Work instructions. Pull every line containing "обслуживания" from the entries.

┌─ Information given

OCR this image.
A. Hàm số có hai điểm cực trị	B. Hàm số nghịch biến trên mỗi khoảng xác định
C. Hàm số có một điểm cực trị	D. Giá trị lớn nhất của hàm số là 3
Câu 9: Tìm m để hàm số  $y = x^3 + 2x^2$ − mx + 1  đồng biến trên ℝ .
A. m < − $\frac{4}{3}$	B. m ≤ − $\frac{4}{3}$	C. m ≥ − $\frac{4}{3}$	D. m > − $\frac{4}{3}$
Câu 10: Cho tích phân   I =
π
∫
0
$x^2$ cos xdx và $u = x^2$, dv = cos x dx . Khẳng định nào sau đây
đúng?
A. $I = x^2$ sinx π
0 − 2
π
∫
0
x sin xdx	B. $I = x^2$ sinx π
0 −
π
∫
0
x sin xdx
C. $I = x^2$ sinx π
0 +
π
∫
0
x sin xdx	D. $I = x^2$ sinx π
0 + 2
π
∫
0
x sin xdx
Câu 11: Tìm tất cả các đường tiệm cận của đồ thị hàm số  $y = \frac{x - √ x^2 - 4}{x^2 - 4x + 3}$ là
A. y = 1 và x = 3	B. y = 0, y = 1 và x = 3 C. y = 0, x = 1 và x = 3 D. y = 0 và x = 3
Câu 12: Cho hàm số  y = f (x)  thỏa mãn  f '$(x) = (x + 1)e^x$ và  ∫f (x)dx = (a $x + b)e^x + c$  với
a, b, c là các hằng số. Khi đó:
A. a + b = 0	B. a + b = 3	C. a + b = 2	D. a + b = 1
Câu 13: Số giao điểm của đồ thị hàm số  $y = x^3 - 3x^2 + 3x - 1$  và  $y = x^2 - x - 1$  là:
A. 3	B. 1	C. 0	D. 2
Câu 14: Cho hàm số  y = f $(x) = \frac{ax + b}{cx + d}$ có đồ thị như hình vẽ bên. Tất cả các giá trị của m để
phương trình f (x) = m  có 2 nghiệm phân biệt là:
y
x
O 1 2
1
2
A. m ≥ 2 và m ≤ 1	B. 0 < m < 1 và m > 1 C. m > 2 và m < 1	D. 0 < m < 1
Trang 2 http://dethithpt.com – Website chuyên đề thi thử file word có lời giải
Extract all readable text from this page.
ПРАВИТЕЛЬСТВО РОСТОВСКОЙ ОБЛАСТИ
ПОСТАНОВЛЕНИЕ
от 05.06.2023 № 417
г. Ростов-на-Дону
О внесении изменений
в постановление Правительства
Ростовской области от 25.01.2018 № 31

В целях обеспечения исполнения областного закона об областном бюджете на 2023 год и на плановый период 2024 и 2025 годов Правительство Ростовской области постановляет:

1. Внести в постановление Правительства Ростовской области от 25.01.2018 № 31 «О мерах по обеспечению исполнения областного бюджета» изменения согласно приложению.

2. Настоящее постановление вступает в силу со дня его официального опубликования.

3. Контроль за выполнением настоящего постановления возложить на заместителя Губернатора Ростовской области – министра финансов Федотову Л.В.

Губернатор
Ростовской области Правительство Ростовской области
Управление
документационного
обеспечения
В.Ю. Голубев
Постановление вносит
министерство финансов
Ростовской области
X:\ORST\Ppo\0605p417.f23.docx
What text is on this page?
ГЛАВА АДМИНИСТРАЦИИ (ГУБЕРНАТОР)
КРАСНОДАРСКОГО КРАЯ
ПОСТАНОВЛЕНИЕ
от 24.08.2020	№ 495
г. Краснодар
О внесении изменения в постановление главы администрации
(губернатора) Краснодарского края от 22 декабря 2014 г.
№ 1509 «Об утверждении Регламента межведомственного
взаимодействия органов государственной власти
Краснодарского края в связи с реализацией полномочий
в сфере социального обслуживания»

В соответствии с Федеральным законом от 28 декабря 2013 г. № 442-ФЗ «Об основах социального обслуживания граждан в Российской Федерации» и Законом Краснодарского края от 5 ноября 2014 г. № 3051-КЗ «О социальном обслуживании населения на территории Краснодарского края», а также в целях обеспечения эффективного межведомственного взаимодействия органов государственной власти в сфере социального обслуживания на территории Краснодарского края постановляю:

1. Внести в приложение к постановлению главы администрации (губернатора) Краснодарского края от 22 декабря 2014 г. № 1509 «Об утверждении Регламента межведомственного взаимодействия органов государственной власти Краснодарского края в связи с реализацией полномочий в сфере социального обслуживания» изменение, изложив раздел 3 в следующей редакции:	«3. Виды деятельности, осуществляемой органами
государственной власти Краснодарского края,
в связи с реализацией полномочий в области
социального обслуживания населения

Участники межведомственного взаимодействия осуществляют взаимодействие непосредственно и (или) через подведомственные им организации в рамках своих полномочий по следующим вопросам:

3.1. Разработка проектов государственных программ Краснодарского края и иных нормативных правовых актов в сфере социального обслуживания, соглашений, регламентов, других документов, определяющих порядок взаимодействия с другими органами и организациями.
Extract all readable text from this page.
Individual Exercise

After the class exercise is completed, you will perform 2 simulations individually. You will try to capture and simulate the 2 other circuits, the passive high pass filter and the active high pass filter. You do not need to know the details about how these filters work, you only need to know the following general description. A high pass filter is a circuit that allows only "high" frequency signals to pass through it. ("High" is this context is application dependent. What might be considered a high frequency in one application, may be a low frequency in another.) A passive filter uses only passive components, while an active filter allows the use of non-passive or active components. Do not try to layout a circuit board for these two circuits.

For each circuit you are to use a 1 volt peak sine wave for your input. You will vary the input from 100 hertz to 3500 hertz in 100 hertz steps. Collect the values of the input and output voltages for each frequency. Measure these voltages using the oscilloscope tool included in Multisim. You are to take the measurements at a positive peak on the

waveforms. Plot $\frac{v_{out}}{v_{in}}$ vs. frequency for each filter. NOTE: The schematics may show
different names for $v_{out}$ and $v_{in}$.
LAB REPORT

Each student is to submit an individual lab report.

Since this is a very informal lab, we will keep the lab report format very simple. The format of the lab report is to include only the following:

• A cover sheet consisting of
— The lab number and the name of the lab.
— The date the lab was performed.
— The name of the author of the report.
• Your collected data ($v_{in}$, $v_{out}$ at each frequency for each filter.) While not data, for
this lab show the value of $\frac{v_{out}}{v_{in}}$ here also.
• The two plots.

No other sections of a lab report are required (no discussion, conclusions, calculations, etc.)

└─

Exercise response.
в сфере социального обслуживания»
В соответствии с Федеральным законом от 28 декабря 2013 г. № 442-ФЗ «Об основах социального обслуживания граждан в Российской Федерации» и Законом Краснодарского края от 5 ноября 2014 г. № 3051-КЗ «О социальном обслуживании населения на территории Краснодарского края», а также в целях обеспечения эффективного межведомственного взаимодействия органов государственной власти в сфере социального обслуживания на территории Краснодарского края постановляю:
1. Внести в приложение к постановлению главы администрации (губернатора) Краснодарского края от 22 декабря 2014 г. № 1509 «Об утверждении Регламента межведомственного взаимодействия органов государственной власти Краснодарского края в связи с реализацией полномочий в сфере социального обслуживания» изменение, изложив раздел 3 в следующей редакции:	«3. Виды деятельности, осуществляемой органами
социального обслуживания населения
3.1. Разработка проектов государственных программ Краснодарского края и иных нормативных правовых актов в сфере социального обслуживания, соглашений, регламентов, других документов, определяющих порядок взаимодействия с другими органами и организациями.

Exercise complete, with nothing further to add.